▸ **Stored dataset items**:
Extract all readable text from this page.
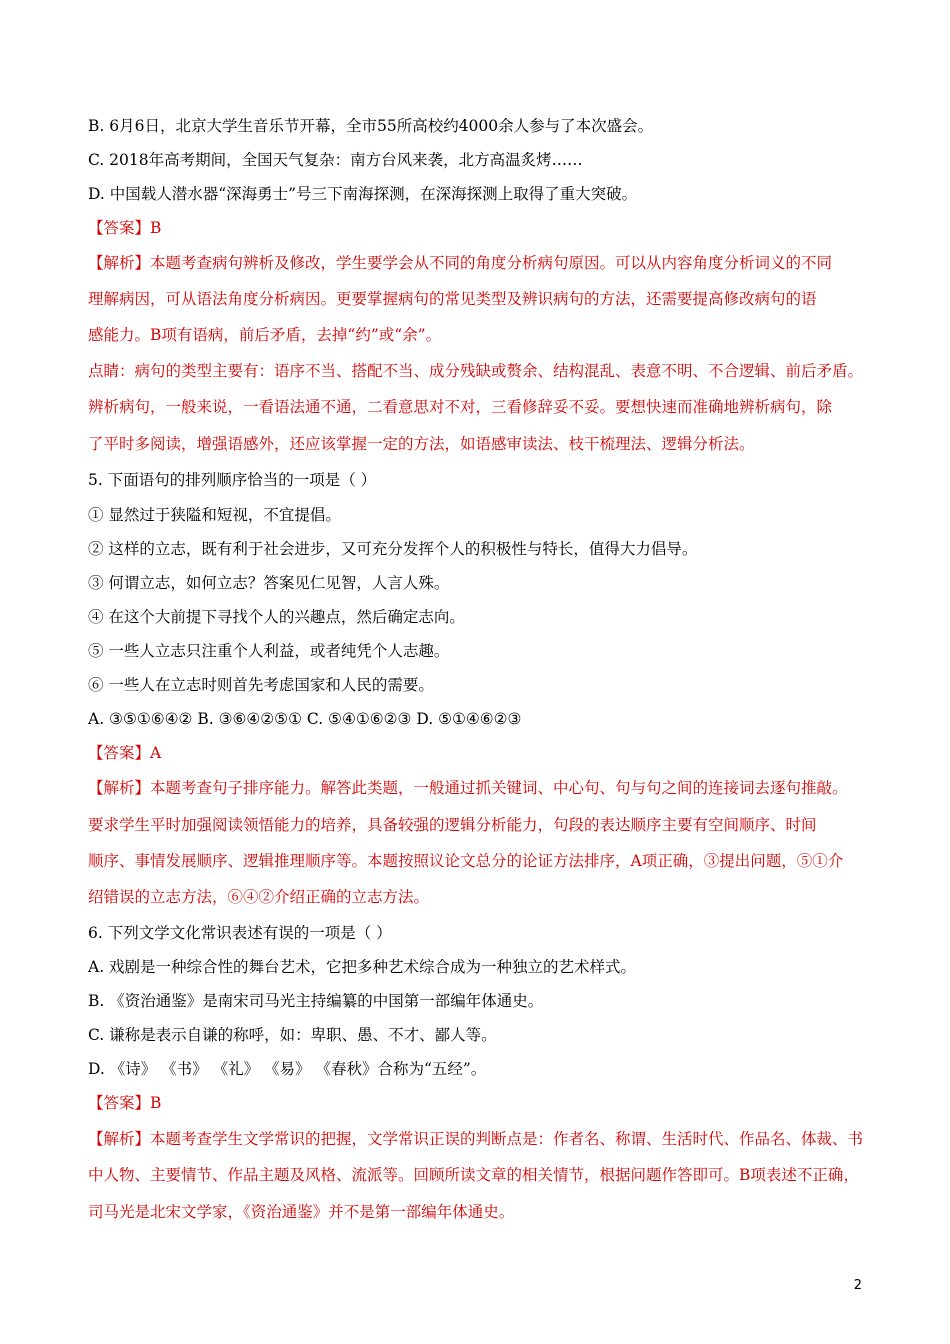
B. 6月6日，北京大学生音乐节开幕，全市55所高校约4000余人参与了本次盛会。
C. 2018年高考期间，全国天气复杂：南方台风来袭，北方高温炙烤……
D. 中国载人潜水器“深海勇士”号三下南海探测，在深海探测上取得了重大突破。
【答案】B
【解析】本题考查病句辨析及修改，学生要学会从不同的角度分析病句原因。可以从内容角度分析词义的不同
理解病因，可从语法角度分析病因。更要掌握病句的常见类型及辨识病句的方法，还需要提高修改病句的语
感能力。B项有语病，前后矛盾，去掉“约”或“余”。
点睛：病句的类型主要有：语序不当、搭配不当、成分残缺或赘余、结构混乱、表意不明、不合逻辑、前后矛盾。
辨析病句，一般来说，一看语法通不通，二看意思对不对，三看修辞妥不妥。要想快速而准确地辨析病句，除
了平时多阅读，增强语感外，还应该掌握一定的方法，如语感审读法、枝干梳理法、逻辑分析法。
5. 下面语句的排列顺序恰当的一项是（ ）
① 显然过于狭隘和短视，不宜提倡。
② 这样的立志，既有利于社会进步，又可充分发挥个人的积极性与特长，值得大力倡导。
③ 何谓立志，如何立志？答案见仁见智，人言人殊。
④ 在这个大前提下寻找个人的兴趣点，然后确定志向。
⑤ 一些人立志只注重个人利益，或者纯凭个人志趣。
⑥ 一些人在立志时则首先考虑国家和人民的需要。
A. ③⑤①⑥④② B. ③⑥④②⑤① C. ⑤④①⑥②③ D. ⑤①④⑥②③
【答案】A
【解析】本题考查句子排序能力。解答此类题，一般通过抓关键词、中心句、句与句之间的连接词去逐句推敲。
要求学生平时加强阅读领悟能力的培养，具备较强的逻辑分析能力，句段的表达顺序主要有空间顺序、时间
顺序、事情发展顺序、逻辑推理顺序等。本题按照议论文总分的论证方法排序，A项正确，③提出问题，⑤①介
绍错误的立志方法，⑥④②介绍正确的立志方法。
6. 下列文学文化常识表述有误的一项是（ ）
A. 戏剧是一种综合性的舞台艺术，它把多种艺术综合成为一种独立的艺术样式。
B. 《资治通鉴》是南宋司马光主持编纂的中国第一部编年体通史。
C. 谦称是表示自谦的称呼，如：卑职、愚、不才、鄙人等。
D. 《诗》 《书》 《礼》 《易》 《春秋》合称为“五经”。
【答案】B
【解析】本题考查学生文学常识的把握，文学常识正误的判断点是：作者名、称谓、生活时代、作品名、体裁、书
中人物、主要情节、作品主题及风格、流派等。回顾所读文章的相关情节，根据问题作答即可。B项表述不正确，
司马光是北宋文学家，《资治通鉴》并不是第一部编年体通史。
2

▸ **EXERCISE REQUIREMENTS**:
Reproduce the material in its entirety and word for word, without the pictures.

▸ **RESULT FOR THIS TASK**:
Extract all readable text from this page.
B. 6月6日，北京大学生音乐节开幕，全市55所高校约4000余人参与了本次盛会。
C. 2018年高考期间，全国天气复杂：南方台风来袭，北方高温炙烤……
D. 中国载人潜水器“深海勇士”号三下南海探测，在深海探测上取得了重大突破。
【答案】B
【解析】本题考查病句辨析及修改，学生要学会从不同的角度分析病句原因。可以从内容角度分析词义的不同
理解病因，可从语法角度分析病因。更要掌握病句的常见类型及辨识病句的方法，还需要提高修改病句的语
感能力。B项有语病，前后矛盾，去掉“约”或“余”。
点睛：病句的类型主要有：语序不当、搭配不当、成分残缺或赘余、结构混乱、表意不明、不合逻辑、前后矛盾。
辨析病句，一般来说，一看语法通不通，二看意思对不对，三看修辞妥不妥。要想快速而准确地辨析病句，除
了平时多阅读，增强语感外，还应该掌握一定的方法，如语感审读法、枝干梳理法、逻辑分析法。
5. 下面语句的排列顺序恰当的一项是（ ）
① 显然过于狭隘和短视，不宜提倡。
② 这样的立志，既有利于社会进步，又可充分发挥个人的积极性与特长，值得大力倡导。
③ 何谓立志，如何立志？答案见仁见智，人言人殊。
④ 在这个大前提下寻找个人的兴趣点，然后确定志向。
⑤ 一些人立志只注重个人利益，或者纯凭个人志趣。
⑥ 一些人在立志时则首先考虑国家和人民的需要。
A. ③⑤①⑥④② B. ③⑥④②⑤① C. ⑤④①⑥②③ D. ⑤①④⑥②③
【答案】A
【解析】本题考查句子排序能力。解答此类题，一般通过抓关键词、中心句、句与句之间的连接词去逐句推敲。
要求学生平时加强阅读领悟能力的培养，具备较强的逻辑分析能力，句段的表达顺序主要有空间顺序、时间
顺序、事情发展顺序、逻辑推理顺序等。本题按照议论文总分的论证方法排序，A项正确，③提出问题，⑤①介
绍错误的立志方法，⑥④②介绍正确的立志方法。
6. 下列文学文化常识表述有误的一项是（ ）
A. 戏剧是一种综合性的舞台艺术，它把多种艺术综合成为一种独立的艺术样式。
B. 《资治通鉴》是南宋司马光主持编纂的中国第一部编年体通史。
C. 谦称是表示自谦的称呼，如：卑职、愚、不才、鄙人等。
D. 《诗》 《书》 《礼》 《易》 《春秋》合称为“五经”。
【答案】B
【解析】本题考查学生文学常识的把握，文学常识正误的判断点是：作者名、称谓、生活时代、作品名、体裁、书
中人物、主要情节、作品主题及风格、流派等。回顾所读文章的相关情节，根据问题作答即可。B项表述不正确，
司马光是北宋文学家，《资治通鉴》并不是第一部编年体通史。
2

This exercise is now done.